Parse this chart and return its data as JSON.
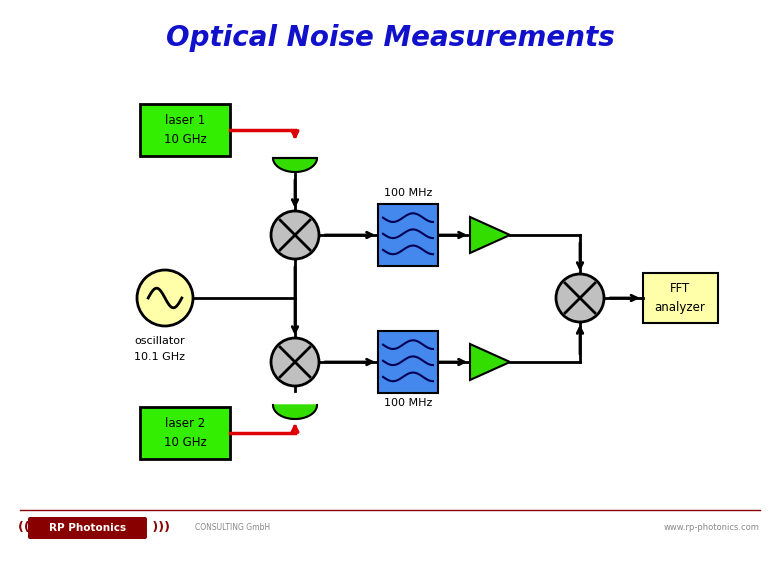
{
  "title": "Optical Noise Measurements",
  "title_color": "#1111CC",
  "title_fontsize": 20,
  "bg_color": "#FFFFFF",
  "laser1_label": "laser 1\n10 GHz",
  "laser2_label": "laser 2\n10 GHz",
  "osc_label": "oscillator\n10.1 GHz",
  "fft_label": "FFT\nanalyzer",
  "mhz_label": "100 MHz",
  "laser_box_color": "#33EE00",
  "fft_box_color": "#FFFFAA",
  "filter_box_color": "#4488EE",
  "mixer_color": "#C0C0C0",
  "coupler_color": "#33DD00",
  "osc_color": "#FFFFAA",
  "arrow_color": "#DD0000",
  "line_color": "#000000",
  "amp_color": "#33DD00",
  "logo_line_color": "#880000",
  "logo_bg_color": "#880000",
  "logo_text_color": "#FFFFFF",
  "footer_text_color": "#888888"
}
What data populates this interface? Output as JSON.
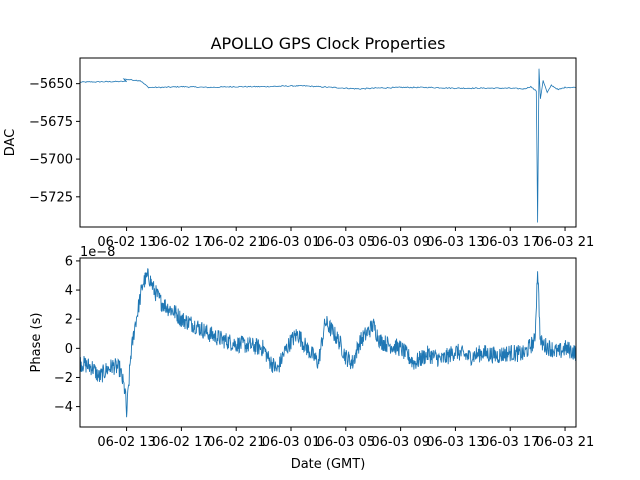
{
  "figure": {
    "title": "APOLLO GPS Clock Properties",
    "series_color": "#1f77b4",
    "axis_color": "#000000"
  },
  "chart_data": [
    {
      "type": "line",
      "title": "APOLLO GPS Clock Properties",
      "xlabel": "",
      "ylabel": "DAC",
      "x_ticks": [
        "06-02 13",
        "06-02 17",
        "06-02 21",
        "06-03 01",
        "06-03 05",
        "06-03 09",
        "06-03 13",
        "06-03 17",
        "06-03 21"
      ],
      "y_ticks": [
        -5650,
        -5675,
        -5700,
        -5725
      ],
      "ylim": [
        -5745,
        -5633
      ],
      "xlim_hours": [
        -3.4,
        32.8
      ],
      "grid": false,
      "series": [
        {
          "x_hours": [
            -3.4,
            0.0,
            -0.2,
            1.0,
            1.6,
            2.5,
            4.0,
            6.0,
            8.0,
            10.0,
            12.0,
            13.0,
            14.0,
            16.0,
            17.0,
            18.0,
            20.0,
            22.0,
            24.0,
            26.0,
            28.0,
            29.0,
            29.5,
            29.9,
            30.0,
            30.1,
            30.2,
            30.4,
            30.7,
            31.0,
            31.5,
            32.0,
            32.8
          ],
          "y": [
            -5649,
            -5648.5,
            -5647,
            -5648,
            -5652.5,
            -5652.5,
            -5652,
            -5652.5,
            -5652,
            -5652,
            -5651.5,
            -5651.5,
            -5652,
            -5653,
            -5653.5,
            -5653,
            -5652.5,
            -5652.5,
            -5653,
            -5653,
            -5653,
            -5653.5,
            -5652,
            -5655,
            -5742,
            -5640,
            -5660,
            -5648,
            -5656,
            -5651,
            -5654,
            -5652.5,
            -5652.5
          ]
        }
      ]
    },
    {
      "type": "line",
      "xlabel": "Date (GMT)",
      "ylabel": "Phase (s)",
      "offset_text": "1e−8",
      "x_ticks": [
        "06-02 13",
        "06-02 17",
        "06-02 21",
        "06-03 01",
        "06-03 05",
        "06-03 09",
        "06-03 13",
        "06-03 17",
        "06-03 21"
      ],
      "y_ticks": [
        6,
        4,
        2,
        0,
        -2,
        -4
      ],
      "y_scale": 1e-08,
      "ylim": [
        -5.4,
        6.2
      ],
      "xlim_hours": [
        -3.4,
        32.8
      ],
      "grid": false,
      "series": [
        {
          "x_hours": [
            -3.4,
            -2.5,
            -2.0,
            -1.5,
            -1.0,
            -0.5,
            -0.1,
            0.0,
            0.3,
            0.6,
            0.9,
            1.2,
            1.6,
            2.0,
            2.5,
            3.0,
            3.5,
            4.0,
            5.0,
            6.0,
            7.0,
            8.0,
            9.0,
            10.0,
            10.4,
            11.0,
            11.5,
            12.0,
            12.5,
            13.0,
            13.6,
            14.0,
            14.5,
            15.0,
            15.5,
            16.0,
            16.5,
            17.0,
            17.5,
            18.0,
            18.5,
            19.0,
            20.0,
            21.0,
            22.0,
            23.0,
            24.0,
            25.0,
            26.0,
            27.0,
            28.0,
            29.0,
            29.5,
            29.8,
            30.0,
            30.2,
            30.5,
            31.0,
            31.5,
            32.0,
            32.8
          ],
          "y": [
            -1.0,
            -1.3,
            -2.0,
            -1.5,
            -1.2,
            -1.4,
            -3.0,
            -4.6,
            -0.5,
            1.5,
            3.0,
            4.5,
            5.0,
            4.0,
            3.2,
            2.8,
            2.5,
            2.0,
            1.6,
            1.0,
            0.6,
            0.3,
            0.2,
            0.0,
            -0.8,
            -1.5,
            -0.3,
            0.5,
            1.0,
            0.2,
            -0.5,
            -1.0,
            1.8,
            1.2,
            0.5,
            -0.6,
            -1.0,
            0.4,
            1.0,
            1.6,
            0.5,
            0.3,
            0.0,
            -1.0,
            -0.4,
            -0.8,
            -0.2,
            -0.6,
            -0.3,
            -0.5,
            -0.3,
            -0.4,
            0.2,
            0.5,
            5.6,
            0.4,
            0.2,
            0.0,
            -0.3,
            0.0,
            -0.3
          ]
        }
      ]
    }
  ]
}
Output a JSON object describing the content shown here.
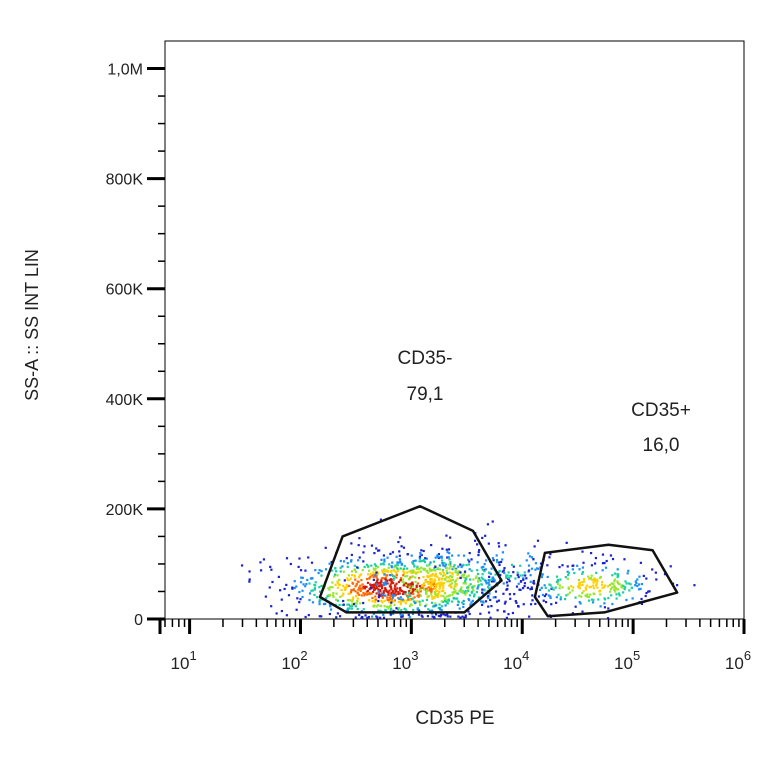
{
  "chart_data": {
    "type": "scatter",
    "subtype": "flow-cytometry-density-plot",
    "xlabel": "CD35 PE",
    "ylabel": "SS-A :: SS INT LIN",
    "x_scale": "log",
    "y_scale": "linear",
    "xlim": [
      6,
      1000000
    ],
    "ylim": [
      0,
      1050000
    ],
    "x_ticks": [
      {
        "value": 10,
        "base": "10",
        "exp": "1"
      },
      {
        "value": 100,
        "base": "10",
        "exp": "2"
      },
      {
        "value": 1000,
        "base": "10",
        "exp": "3"
      },
      {
        "value": 10000,
        "base": "10",
        "exp": "4"
      },
      {
        "value": 100000,
        "base": "10",
        "exp": "5"
      },
      {
        "value": 1000000,
        "base": "10",
        "exp": "6"
      }
    ],
    "y_ticks": [
      {
        "value": 0,
        "label": "0"
      },
      {
        "value": 200000,
        "label": "200K"
      },
      {
        "value": 400000,
        "label": "400K"
      },
      {
        "value": 600000,
        "label": "600K"
      },
      {
        "value": 800000,
        "label": "800K"
      },
      {
        "value": 1000000,
        "label": "1,0M"
      }
    ],
    "grid": false,
    "gates": [
      {
        "name": "CD35-",
        "value": "79,1",
        "polygon": [
          [
            150,
            40000
          ],
          [
            240,
            150000
          ],
          [
            1200,
            205000
          ],
          [
            3600,
            160000
          ],
          [
            6500,
            70000
          ],
          [
            3000,
            12000
          ],
          [
            260,
            12000
          ]
        ]
      },
      {
        "name": "CD35+",
        "value": "16,0",
        "polygon": [
          [
            13000,
            40000
          ],
          [
            16000,
            120000
          ],
          [
            60000,
            135000
          ],
          [
            150000,
            125000
          ],
          [
            250000,
            48000
          ],
          [
            55000,
            12000
          ],
          [
            17000,
            5000
          ]
        ]
      }
    ],
    "populations": [
      {
        "center": [
          650,
          60000
        ],
        "spread": [
          0.45,
          28000
        ],
        "share": 0.55
      },
      {
        "center": [
          1800,
          70000
        ],
        "spread": [
          0.35,
          32000
        ],
        "share": 0.24
      },
      {
        "center": [
          7000,
          90000
        ],
        "spread": [
          0.3,
          30000
        ],
        "share": 0.05
      },
      {
        "center": [
          40000,
          62000
        ],
        "spread": [
          0.3,
          22000
        ],
        "share": 0.16
      }
    ]
  }
}
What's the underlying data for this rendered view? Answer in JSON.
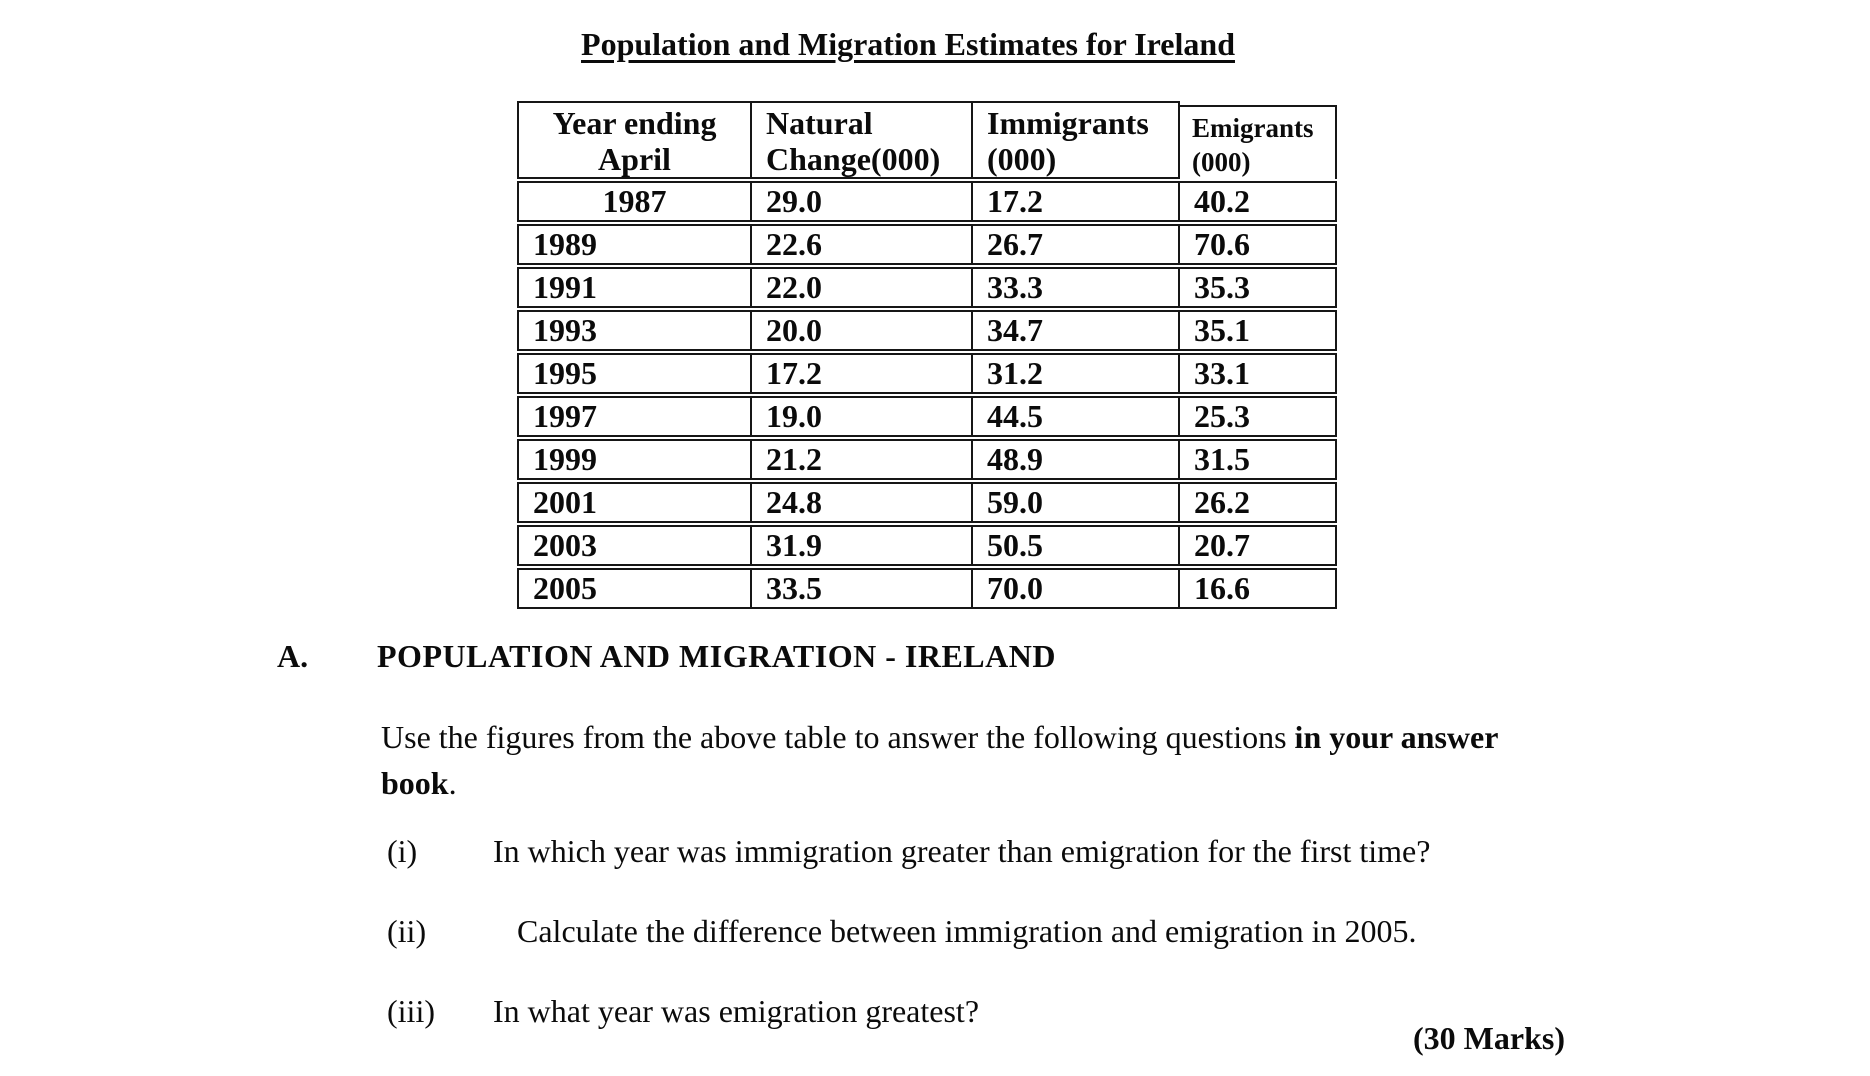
{
  "page": {
    "title": "Population and Migration Estimates for Ireland"
  },
  "table": {
    "columns": [
      {
        "line1": "Year ending",
        "line2": "April"
      },
      {
        "line1": "Natural",
        "line2": "Change(000)"
      },
      {
        "line1": "Immigrants",
        "line2": "(000)"
      },
      {
        "line1": "Emigrants",
        "line2": "(000)"
      }
    ],
    "rows": [
      {
        "year": "1987",
        "natural_change": "29.0",
        "immigrants": "17.2",
        "emigrants": "40.2"
      },
      {
        "year": "1989",
        "natural_change": "22.6",
        "immigrants": "26.7",
        "emigrants": "70.6"
      },
      {
        "year": "1991",
        "natural_change": "22.0",
        "immigrants": "33.3",
        "emigrants": "35.3"
      },
      {
        "year": "1993",
        "natural_change": "20.0",
        "immigrants": "34.7",
        "emigrants": "35.1"
      },
      {
        "year": "1995",
        "natural_change": "17.2",
        "immigrants": "31.2",
        "emigrants": "33.1"
      },
      {
        "year": "1997",
        "natural_change": "19.0",
        "immigrants": "44.5",
        "emigrants": "25.3"
      },
      {
        "year": "1999",
        "natural_change": "21.2",
        "immigrants": "48.9",
        "emigrants": "31.5"
      },
      {
        "year": "2001",
        "natural_change": "24.8",
        "immigrants": "59.0",
        "emigrants": "26.2"
      },
      {
        "year": "2003",
        "natural_change": "31.9",
        "immigrants": "50.5",
        "emigrants": "20.7"
      },
      {
        "year": "2005",
        "natural_change": "33.5",
        "immigrants": "70.0",
        "emigrants": "16.6"
      }
    ]
  },
  "section": {
    "label": "A.",
    "heading": "POPULATION AND MIGRATION - IRELAND",
    "intro": [
      [
        {
          "t": "Use the figures from the above table to answer the following questions ",
          "b": false
        },
        {
          "t": "in your answer",
          "b": true
        }
      ],
      [
        {
          "t": "book",
          "b": true
        },
        {
          "t": ".",
          "b": false
        }
      ]
    ],
    "questions": [
      {
        "num": "(i)",
        "text": "In which year was immigration greater than emigration for the first time?"
      },
      {
        "num": "(ii)",
        "text": "Calculate the difference between immigration and emigration in 2005."
      },
      {
        "num": "(iii)",
        "text": "In what year was emigration greatest?"
      }
    ],
    "marks": "(30 Marks)"
  }
}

-- -- --

Determine how many lines of the listing above include the word "JSON", and report that number only.

[The answer] 4